DATA LINES:
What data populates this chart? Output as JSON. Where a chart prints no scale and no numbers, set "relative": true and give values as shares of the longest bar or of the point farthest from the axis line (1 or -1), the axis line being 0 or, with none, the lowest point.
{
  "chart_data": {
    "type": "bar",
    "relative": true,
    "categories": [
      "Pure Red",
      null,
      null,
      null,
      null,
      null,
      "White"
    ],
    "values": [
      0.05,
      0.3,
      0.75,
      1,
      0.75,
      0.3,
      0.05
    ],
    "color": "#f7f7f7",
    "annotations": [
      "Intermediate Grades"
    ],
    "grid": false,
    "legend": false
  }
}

EXERCISE: Hand back the material above in full, exactly as written.

RESPONSE TO THE EXERCISE:
What data populates this chart? Output as JSON. Where a chart prints no scale and no numbers, set "relative": true and give values as shares of the longest bar or of the point farthest from the axis line (1 or -1), the axis line being 0 or, with none, the lowest point.
{
  "chart_data": {
    "type": "bar",
    "relative": true,
    "categories": [
      "Pure Red",
      null,
      null,
      null,
      null,
      null,
      "White"
    ],
    "values": [
      0.05,
      0.3,
      0.75,
      1,
      0.75,
      0.3,
      0.05
    ],
    "color": "#f7f7f7",
    "annotations": [
      "Intermediate Grades"
    ],
    "grid": false,
    "legend": false
  }
}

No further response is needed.